* **SELECTION**
Sunday, April 5, 2020

A really boring Sisyphus

Friends, I've lost something. 

I know I tend to wax metaphorical in this blog and I do love me some abstract symbolism, that's not what's happening here. 

I literally lost something, a flash drive to be specific. Not just any flash drive. A flash drive that contains many spreadsheets and records that have accumulated over the five years I've worked at my part time job. A flash drive, the existence of which, up until today, I've never needed to return to or acknowledge in all that time. A flash drive I treated with carelessness.Which was dumb of me. (I make no excuses for the chaos that inhabits my drawers, my closets, my bookshelves, basically every flat surface in my personal space.) But here's the rub: against all odds, I DID locate it in the back of of my overstuffed desk drawer this afternoon and, upon removing it from the drawer, smiling to myself that I had once again defeated all attempts by the me of the past to confound the me of the of the future, I walked into my bedroom to retrieve something else. And in the 45 seconds or so that it took to walk from my living room to my bedroom, it vanished.

I have torn my room apart, unmade my bed, moved boxes, overturned shoes, took off all of my clothes. (A few weeks ago I "lost" an earring that later turned out had been a stowaway in my bra.) Nothing. I checked under furniture, in between couch cushions, searched deeply into the eyes of my cats for a sign that they'd absconded with it to their nest of toys. Nothing. There is no explanation or probability. It has simply, suddenly, and quite maddeningly disappeared.

* **RECORD SET**
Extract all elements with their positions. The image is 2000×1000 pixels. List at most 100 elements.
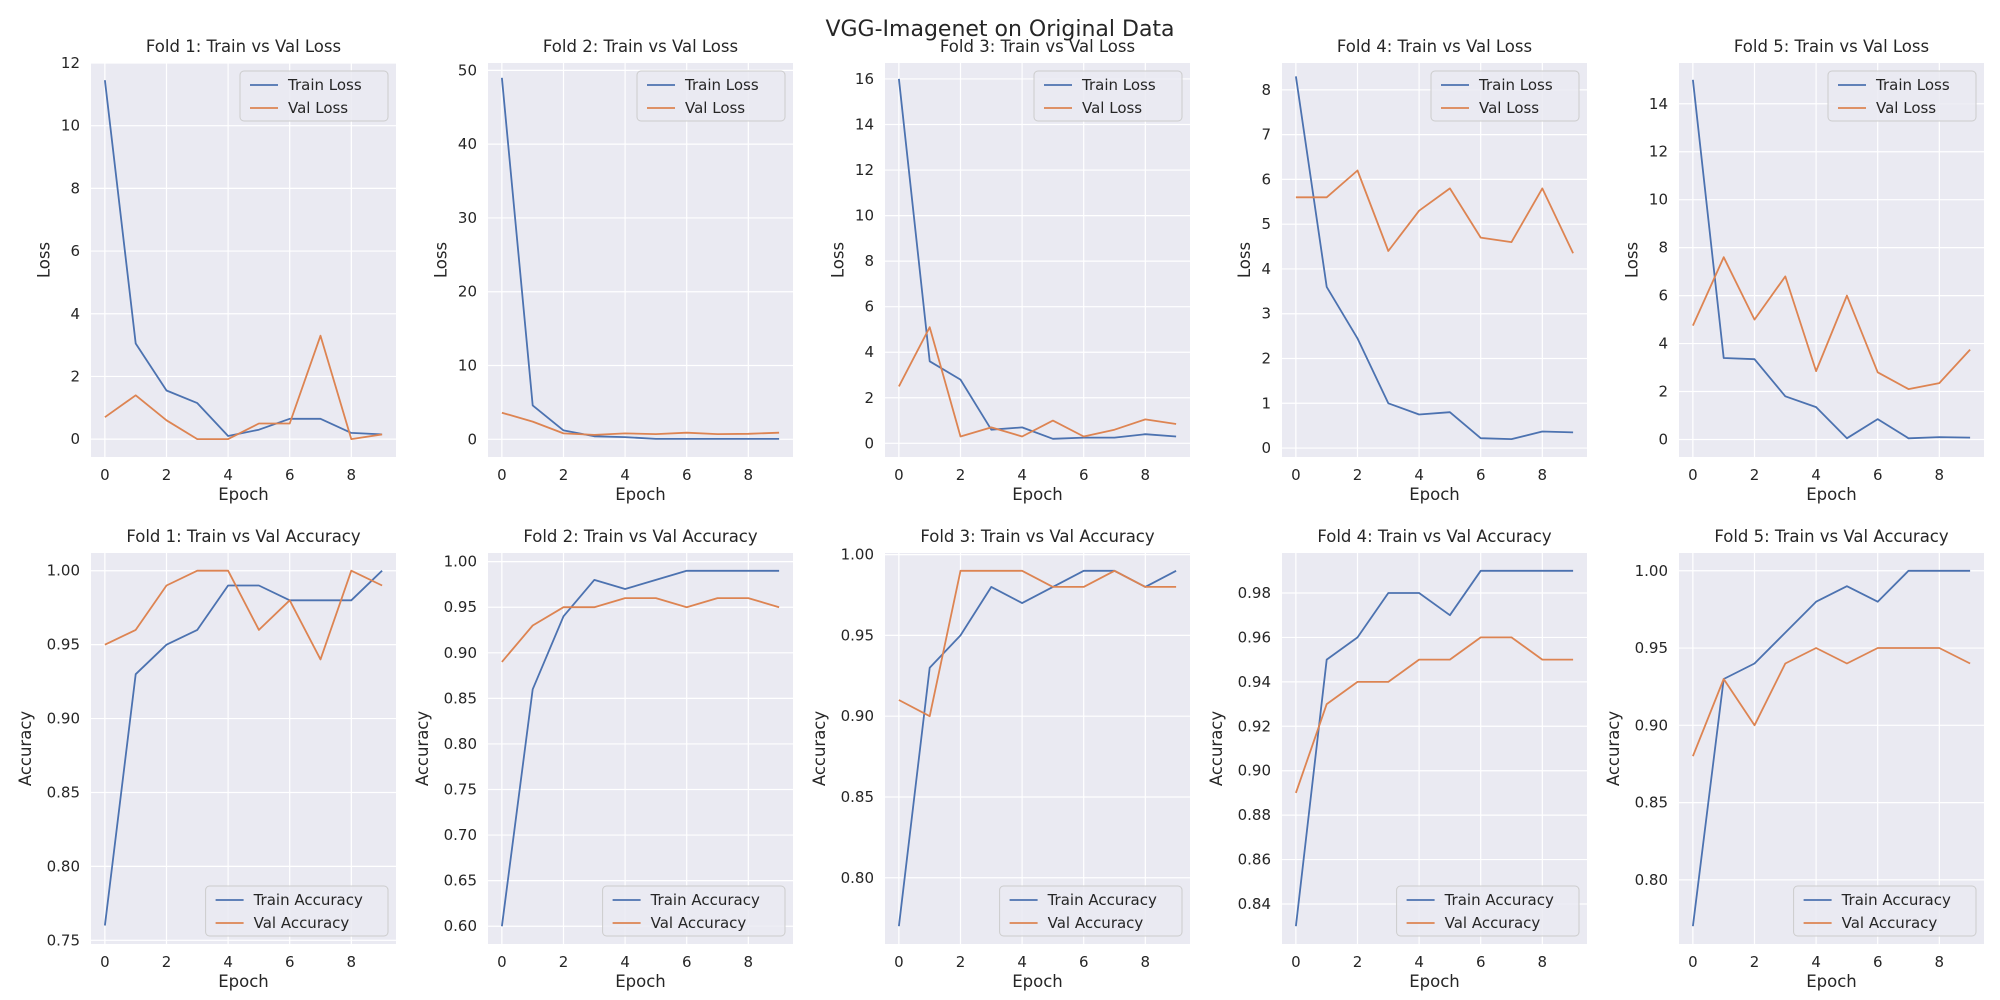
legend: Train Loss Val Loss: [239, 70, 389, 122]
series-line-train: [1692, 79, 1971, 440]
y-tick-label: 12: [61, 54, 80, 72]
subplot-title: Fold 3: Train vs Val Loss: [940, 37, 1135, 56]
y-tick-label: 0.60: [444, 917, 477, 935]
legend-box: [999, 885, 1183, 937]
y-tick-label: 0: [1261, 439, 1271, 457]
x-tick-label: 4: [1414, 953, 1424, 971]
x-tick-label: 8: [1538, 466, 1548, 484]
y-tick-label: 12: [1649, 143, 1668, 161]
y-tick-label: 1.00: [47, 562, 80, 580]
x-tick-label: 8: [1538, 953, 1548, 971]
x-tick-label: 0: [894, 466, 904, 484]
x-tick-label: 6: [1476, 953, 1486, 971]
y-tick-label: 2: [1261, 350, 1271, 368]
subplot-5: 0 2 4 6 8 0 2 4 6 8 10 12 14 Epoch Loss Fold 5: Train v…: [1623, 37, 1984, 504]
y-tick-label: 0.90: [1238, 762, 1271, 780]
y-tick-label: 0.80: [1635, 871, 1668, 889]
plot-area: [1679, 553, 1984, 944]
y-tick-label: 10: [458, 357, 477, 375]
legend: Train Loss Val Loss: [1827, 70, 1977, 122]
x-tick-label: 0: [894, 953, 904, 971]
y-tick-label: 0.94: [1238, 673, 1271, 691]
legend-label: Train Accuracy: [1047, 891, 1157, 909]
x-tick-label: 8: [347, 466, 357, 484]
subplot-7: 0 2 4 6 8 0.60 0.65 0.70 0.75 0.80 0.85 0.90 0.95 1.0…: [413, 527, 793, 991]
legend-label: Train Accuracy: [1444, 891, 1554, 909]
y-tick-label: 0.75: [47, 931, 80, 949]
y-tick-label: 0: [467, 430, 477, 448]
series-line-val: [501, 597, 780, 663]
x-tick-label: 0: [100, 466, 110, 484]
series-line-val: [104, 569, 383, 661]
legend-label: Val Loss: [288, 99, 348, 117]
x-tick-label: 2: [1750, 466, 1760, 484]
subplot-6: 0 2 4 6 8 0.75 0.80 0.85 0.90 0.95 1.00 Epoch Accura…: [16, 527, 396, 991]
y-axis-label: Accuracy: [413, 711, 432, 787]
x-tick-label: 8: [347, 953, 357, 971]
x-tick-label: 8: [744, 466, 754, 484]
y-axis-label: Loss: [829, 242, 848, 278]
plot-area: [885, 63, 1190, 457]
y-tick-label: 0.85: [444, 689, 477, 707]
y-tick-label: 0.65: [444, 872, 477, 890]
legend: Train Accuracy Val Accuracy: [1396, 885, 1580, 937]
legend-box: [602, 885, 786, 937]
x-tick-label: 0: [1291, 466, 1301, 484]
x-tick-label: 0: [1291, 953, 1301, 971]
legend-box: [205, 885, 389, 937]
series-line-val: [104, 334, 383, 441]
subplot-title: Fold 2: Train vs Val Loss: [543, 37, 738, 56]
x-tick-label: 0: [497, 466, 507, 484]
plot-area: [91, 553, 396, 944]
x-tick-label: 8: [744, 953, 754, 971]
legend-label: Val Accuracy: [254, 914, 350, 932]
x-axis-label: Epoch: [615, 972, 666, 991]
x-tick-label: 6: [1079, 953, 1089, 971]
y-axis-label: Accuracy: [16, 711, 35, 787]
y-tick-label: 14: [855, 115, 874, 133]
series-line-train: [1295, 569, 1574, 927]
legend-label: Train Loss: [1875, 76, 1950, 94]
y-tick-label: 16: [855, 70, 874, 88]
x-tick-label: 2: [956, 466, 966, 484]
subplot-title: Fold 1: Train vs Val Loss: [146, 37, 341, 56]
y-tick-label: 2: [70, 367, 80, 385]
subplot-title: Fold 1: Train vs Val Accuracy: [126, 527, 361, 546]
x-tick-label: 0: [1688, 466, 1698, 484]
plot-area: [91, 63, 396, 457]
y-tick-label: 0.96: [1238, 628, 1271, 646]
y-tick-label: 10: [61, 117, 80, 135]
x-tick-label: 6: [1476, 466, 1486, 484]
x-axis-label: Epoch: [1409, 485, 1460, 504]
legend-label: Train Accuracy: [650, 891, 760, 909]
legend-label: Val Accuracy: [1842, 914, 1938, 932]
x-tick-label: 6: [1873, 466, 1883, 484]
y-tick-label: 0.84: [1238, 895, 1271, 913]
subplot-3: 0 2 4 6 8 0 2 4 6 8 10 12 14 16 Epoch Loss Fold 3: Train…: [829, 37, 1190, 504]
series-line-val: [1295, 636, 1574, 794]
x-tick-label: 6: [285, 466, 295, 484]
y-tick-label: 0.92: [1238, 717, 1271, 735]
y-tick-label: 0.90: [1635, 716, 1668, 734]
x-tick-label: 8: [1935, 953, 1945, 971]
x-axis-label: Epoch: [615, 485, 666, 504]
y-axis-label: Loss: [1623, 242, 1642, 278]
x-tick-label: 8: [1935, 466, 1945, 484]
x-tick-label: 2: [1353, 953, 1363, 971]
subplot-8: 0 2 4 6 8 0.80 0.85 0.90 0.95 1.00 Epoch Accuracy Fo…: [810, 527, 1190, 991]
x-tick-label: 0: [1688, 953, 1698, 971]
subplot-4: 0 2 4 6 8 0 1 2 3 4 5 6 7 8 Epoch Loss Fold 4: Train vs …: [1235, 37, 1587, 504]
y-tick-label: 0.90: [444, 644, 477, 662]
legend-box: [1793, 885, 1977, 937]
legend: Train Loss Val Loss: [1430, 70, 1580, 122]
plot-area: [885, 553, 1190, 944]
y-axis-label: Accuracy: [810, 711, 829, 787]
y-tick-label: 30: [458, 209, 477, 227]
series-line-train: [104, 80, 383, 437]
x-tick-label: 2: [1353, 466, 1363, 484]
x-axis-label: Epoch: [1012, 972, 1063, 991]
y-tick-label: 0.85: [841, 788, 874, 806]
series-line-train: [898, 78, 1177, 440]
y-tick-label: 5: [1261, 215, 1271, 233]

==

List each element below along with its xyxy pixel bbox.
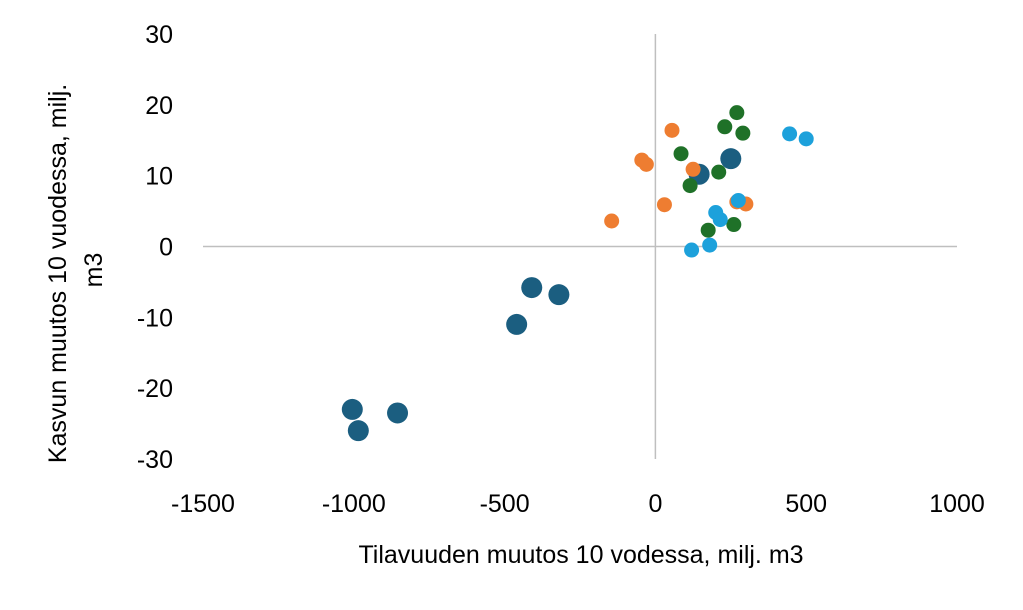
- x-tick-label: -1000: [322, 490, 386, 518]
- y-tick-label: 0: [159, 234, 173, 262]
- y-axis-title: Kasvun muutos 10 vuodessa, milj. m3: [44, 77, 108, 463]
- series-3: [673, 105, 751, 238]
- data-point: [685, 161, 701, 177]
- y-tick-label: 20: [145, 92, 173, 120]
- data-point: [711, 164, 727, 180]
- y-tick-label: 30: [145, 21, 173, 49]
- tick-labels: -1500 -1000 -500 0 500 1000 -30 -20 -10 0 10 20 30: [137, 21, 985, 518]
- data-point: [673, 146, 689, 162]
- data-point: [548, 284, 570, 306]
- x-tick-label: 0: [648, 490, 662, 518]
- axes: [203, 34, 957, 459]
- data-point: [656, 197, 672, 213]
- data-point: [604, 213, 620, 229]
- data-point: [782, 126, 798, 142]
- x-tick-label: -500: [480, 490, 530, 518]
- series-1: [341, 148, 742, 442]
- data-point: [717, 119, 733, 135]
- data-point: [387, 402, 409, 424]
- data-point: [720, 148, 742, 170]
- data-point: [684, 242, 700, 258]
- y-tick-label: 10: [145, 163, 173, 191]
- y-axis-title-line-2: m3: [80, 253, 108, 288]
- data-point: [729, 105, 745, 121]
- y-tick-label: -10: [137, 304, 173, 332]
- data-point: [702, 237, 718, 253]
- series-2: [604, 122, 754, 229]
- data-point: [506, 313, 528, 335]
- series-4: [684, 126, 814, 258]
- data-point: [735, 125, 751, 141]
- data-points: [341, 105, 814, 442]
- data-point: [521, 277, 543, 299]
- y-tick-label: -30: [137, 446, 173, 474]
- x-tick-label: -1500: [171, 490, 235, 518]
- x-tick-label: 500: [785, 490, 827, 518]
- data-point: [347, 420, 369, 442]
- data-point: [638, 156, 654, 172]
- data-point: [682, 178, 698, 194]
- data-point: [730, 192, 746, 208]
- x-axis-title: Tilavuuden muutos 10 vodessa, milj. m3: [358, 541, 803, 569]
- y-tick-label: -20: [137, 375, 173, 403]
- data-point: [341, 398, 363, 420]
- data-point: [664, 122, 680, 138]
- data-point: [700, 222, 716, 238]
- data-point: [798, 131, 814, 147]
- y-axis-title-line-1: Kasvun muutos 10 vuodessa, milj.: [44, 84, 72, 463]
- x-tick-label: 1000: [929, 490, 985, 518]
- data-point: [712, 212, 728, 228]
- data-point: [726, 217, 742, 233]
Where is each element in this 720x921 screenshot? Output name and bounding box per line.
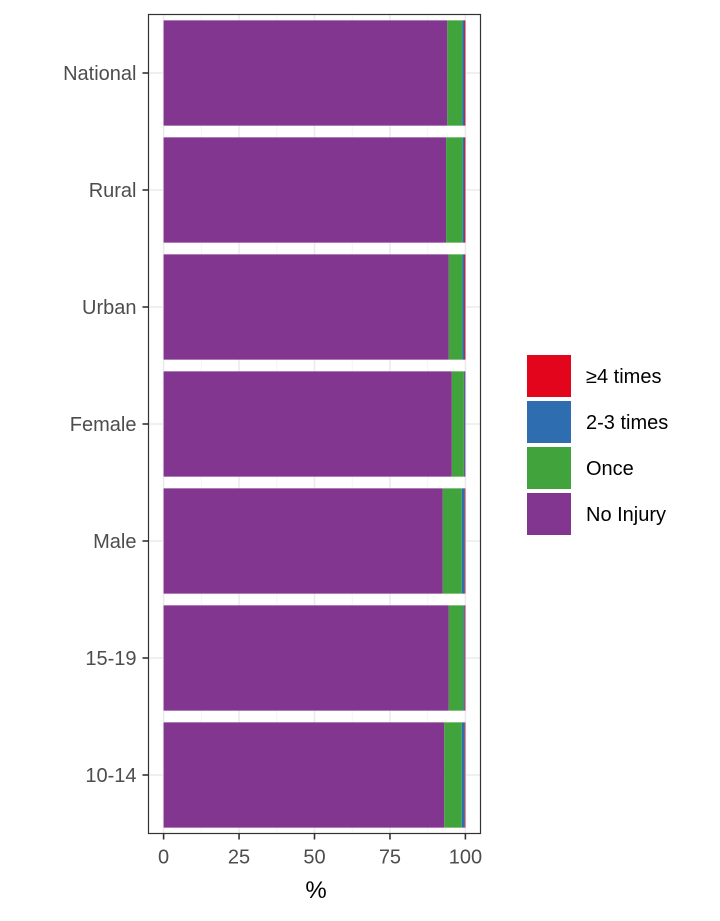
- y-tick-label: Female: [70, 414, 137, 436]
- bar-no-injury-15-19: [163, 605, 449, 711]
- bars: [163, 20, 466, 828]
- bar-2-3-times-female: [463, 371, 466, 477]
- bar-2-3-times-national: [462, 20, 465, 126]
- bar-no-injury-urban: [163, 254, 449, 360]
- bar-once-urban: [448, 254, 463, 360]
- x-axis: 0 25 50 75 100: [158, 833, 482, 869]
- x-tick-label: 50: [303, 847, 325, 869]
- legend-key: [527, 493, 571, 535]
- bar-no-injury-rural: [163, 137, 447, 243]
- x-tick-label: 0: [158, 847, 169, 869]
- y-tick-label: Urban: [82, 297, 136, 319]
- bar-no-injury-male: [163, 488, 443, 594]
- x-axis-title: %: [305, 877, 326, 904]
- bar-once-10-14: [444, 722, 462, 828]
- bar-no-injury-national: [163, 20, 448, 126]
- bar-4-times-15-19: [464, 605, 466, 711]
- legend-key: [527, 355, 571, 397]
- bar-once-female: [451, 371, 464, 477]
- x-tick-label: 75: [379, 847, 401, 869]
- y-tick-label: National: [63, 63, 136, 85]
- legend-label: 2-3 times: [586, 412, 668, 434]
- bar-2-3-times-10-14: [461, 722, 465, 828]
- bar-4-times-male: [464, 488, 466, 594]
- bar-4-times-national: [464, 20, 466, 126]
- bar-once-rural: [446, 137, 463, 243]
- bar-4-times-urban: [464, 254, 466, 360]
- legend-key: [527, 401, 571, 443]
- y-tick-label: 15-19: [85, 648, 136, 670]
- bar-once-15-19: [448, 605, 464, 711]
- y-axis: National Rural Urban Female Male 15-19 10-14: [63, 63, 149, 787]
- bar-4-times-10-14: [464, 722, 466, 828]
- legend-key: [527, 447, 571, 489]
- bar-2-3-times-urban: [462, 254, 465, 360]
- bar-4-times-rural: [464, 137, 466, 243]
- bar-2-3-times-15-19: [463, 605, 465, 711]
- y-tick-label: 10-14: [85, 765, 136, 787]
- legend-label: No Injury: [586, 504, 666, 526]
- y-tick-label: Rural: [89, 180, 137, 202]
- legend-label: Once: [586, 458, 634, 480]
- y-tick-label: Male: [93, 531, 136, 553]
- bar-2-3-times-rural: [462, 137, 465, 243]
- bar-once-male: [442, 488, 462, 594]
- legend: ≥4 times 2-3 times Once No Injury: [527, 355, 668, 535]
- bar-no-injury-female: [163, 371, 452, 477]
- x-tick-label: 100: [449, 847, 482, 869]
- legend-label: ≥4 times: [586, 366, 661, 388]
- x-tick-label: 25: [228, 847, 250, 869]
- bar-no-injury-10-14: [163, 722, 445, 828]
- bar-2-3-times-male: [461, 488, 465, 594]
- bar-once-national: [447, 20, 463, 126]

* **WHAT IS NEEDED**
Write the next part of the blog post about the lost flash drive, picking up after its final sentence.

* **RESPONSE TO THE TASK**
Now, this isn't a tragedy; I don't mean to present it as such. The documents and files on that drive are, however time consuming and annoying, able to be retrieved elsewhere. But not without about triple the work compared to what it would take if I could simply shove it into my computer and download to my heart's content. But so what; I get paid by the hour. I'm really just confounded by the fact of its disappearance. I have, in fact, spent the last several hours intermittently saying aloud, "HOW IS THIS POSSIBLE?" And there isn't, presently, an answer. Only the prospect of hours of extra work. I fully expect to spend the next few days tearing everything apart again. Over and over, in vain. Like a really boring Sisyphus.

And I can deal with all of that. I've lost things before. I lost a beloved, irreplaceable ring recently that I got in Galway. I cried for hours about that ring in the silence of my room because I felt both like an idiot for not paying closer attention and so stupid to be so sad over losing an object. (We can't all be Elizabeth Bishop, after all.) But again, where in the actual fuck could it be??

I don't know why I'm writing in here about this; it's so trivial. I'm fully aware of that. I feel the need to make that disclaimer. 

I acknowledge that we are all collectively living through an era of loss, that we've all lost something or somethings in recent weeks, by degrees, or all at once, in trickles or in a deluge, that we've lost loved ones or our ways of life or the chance to further budding relationships or the opportunity to see and hear and touch our friends and loved ones or our precious, precious uninterrupted alone time, that we're all slowly becoming so numb to losing things, even if we don't realize it yet, that I've already become so accustomed to the feeling of having lost something, it's usually unclear what, and that I fully expect my brain to prod me awake tonight at 2 or 3 a.m. as it has done for decades and that I will awake with my arms wrapped around question mark shaped anvil and I will pry my eyes open to my brain making certain I've received the particular synapse that communicates something is missing...and that all of that means more, is way more significant and important that a ridiculous piece of plastic and miniature circuit board. All of it.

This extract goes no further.